SUPPLIED RECORDS:
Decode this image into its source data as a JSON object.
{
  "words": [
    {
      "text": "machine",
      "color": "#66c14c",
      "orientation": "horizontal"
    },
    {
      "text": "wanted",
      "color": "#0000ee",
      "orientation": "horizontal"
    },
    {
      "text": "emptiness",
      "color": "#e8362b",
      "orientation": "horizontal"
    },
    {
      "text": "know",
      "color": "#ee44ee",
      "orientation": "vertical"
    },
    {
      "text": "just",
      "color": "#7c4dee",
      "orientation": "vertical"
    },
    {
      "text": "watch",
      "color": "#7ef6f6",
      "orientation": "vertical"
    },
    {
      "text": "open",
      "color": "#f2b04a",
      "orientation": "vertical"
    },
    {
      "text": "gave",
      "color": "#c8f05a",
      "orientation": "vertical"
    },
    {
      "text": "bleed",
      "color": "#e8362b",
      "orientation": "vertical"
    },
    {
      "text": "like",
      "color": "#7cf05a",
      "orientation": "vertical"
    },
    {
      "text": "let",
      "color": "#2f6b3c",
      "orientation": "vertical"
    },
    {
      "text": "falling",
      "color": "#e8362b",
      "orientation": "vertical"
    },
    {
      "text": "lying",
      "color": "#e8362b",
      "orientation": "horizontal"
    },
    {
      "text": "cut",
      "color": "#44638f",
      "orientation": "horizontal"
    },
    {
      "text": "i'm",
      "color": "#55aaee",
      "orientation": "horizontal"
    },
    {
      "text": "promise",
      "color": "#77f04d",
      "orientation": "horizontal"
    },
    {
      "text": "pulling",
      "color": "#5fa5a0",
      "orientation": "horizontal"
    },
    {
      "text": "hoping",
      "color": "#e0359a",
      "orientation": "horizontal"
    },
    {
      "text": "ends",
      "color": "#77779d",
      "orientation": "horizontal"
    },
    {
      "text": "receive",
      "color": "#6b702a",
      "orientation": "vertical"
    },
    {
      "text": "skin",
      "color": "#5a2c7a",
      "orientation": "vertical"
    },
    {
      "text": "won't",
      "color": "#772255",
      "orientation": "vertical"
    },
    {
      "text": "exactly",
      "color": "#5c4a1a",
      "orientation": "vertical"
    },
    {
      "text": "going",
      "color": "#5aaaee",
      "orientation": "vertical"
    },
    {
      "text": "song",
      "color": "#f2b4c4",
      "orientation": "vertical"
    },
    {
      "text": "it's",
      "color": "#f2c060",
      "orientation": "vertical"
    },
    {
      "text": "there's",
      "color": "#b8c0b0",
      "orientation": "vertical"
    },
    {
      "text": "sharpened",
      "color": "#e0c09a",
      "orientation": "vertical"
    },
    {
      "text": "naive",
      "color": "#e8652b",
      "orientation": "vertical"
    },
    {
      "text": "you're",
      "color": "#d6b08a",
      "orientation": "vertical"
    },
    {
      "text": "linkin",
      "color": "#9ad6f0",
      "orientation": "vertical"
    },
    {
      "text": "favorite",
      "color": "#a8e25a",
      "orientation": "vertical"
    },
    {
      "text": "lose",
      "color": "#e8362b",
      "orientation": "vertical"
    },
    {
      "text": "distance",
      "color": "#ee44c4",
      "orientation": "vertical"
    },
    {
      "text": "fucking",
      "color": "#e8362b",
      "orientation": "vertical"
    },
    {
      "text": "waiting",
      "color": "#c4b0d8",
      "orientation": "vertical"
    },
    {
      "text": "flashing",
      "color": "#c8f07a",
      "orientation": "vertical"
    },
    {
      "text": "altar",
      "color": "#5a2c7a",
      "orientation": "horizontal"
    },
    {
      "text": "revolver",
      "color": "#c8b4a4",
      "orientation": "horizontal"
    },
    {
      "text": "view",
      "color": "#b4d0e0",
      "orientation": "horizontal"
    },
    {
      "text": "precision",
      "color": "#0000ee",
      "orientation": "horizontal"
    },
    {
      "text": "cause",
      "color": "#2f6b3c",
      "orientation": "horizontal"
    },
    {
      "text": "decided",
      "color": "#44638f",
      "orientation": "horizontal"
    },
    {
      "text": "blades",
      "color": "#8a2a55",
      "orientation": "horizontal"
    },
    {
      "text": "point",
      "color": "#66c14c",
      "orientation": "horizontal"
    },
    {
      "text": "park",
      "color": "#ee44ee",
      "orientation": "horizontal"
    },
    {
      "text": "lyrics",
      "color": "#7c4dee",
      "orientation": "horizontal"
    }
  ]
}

PROBLEM DESCRIPTION: All of the entries should be written out again exactly.

WORKED SOLUTION:
Decode this image into its source data as a JSON object.
{
  "words": [
    {
      "text": "machine",
      "color": "#66c14c",
      "orientation": "horizontal"
    },
    {
      "text": "wanted",
      "color": "#0000ee",
      "orientation": "horizontal"
    },
    {
      "text": "emptiness",
      "color": "#e8362b",
      "orientation": "horizontal"
    },
    {
      "text": "know",
      "color": "#ee44ee",
      "orientation": "vertical"
    },
    {
      "text": "just",
      "color": "#7c4dee",
      "orientation": "vertical"
    },
    {
      "text": "watch",
      "color": "#7ef6f6",
      "orientation": "vertical"
    },
    {
      "text": "open",
      "color": "#f2b04a",
      "orientation": "vertical"
    },
    {
      "text": "gave",
      "color": "#c8f05a",
      "orientation": "vertical"
    },
    {
      "text": "bleed",
      "color": "#e8362b",
      "orientation": "vertical"
    },
    {
      "text": "like",
      "color": "#7cf05a",
      "orientation": "vertical"
    },
    {
      "text": "let",
      "color": "#2f6b3c",
      "orientation": "vertical"
    },
    {
      "text": "falling",
      "color": "#e8362b",
      "orientation": "vertical"
    },
    {
      "text": "lying",
      "color": "#e8362b",
      "orientation": "horizontal"
    },
    {
      "text": "cut",
      "color": "#44638f",
      "orientation": "horizontal"
    },
    {
      "text": "i'm",
      "color": "#55aaee",
      "orientation": "horizontal"
    },
    {
      "text": "promise",
      "color": "#77f04d",
      "orientation": "horizontal"
    },
    {
      "text": "pulling",
      "color": "#5fa5a0",
      "orientation": "horizontal"
    },
    {
      "text": "hoping",
      "color": "#e0359a",
      "orientation": "horizontal"
    },
    {
      "text": "ends",
      "color": "#77779d",
      "orientation": "horizontal"
    },
    {
      "text": "receive",
      "color": "#6b702a",
      "orientation": "vertical"
    },
    {
      "text": "skin",
      "color": "#5a2c7a",
      "orientation": "vertical"
    },
    {
      "text": "won't",
      "color": "#772255",
      "orientation": "vertical"
    },
    {
      "text": "exactly",
      "color": "#5c4a1a",
      "orientation": "vertical"
    },
    {
      "text": "going",
      "color": "#5aaaee",
      "orientation": "vertical"
    },
    {
      "text": "song",
      "color": "#f2b4c4",
      "orientation": "vertical"
    },
    {
      "text": "it's",
      "color": "#f2c060",
      "orientation": "vertical"
    },
    {
      "text": "there's",
      "color": "#b8c0b0",
      "orientation": "vertical"
    },
    {
      "text": "sharpened",
      "color": "#e0c09a",
      "orientation": "vertical"
    },
    {
      "text": "naive",
      "color": "#e8652b",
      "orientation": "vertical"
    },
    {
      "text": "you're",
      "color": "#d6b08a",
      "orientation": "vertical"
    },
    {
      "text": "linkin",
      "color": "#9ad6f0",
      "orientation": "vertical"
    },
    {
      "text": "favorite",
      "color": "#a8e25a",
      "orientation": "vertical"
    },
    {
      "text": "lose",
      "color": "#e8362b",
      "orientation": "vertical"
    },
    {
      "text": "distance",
      "color": "#ee44c4",
      "orientation": "vertical"
    },
    {
      "text": "fucking",
      "color": "#e8362b",
      "orientation": "vertical"
    },
    {
      "text": "waiting",
      "color": "#c4b0d8",
      "orientation": "vertical"
    },
    {
      "text": "flashing",
      "color": "#c8f07a",
      "orientation": "vertical"
    },
    {
      "text": "altar",
      "color": "#5a2c7a",
      "orientation": "horizontal"
    },
    {
      "text": "revolver",
      "color": "#c8b4a4",
      "orientation": "horizontal"
    },
    {
      "text": "view",
      "color": "#b4d0e0",
      "orientation": "horizontal"
    },
    {
      "text": "precision",
      "color": "#0000ee",
      "orientation": "horizontal"
    },
    {
      "text": "cause",
      "color": "#2f6b3c",
      "orientation": "horizontal"
    },
    {
      "text": "decided",
      "color": "#44638f",
      "orientation": "horizontal"
    },
    {
      "text": "blades",
      "color": "#8a2a55",
      "orientation": "horizontal"
    },
    {
      "text": "point",
      "color": "#66c14c",
      "orientation": "horizontal"
    },
    {
      "text": "park",
      "color": "#ee44ee",
      "orientation": "horizontal"
    },
    {
      "text": "lyrics",
      "color": "#7c4dee",
      "orientation": "horizontal"
    }
  ]
}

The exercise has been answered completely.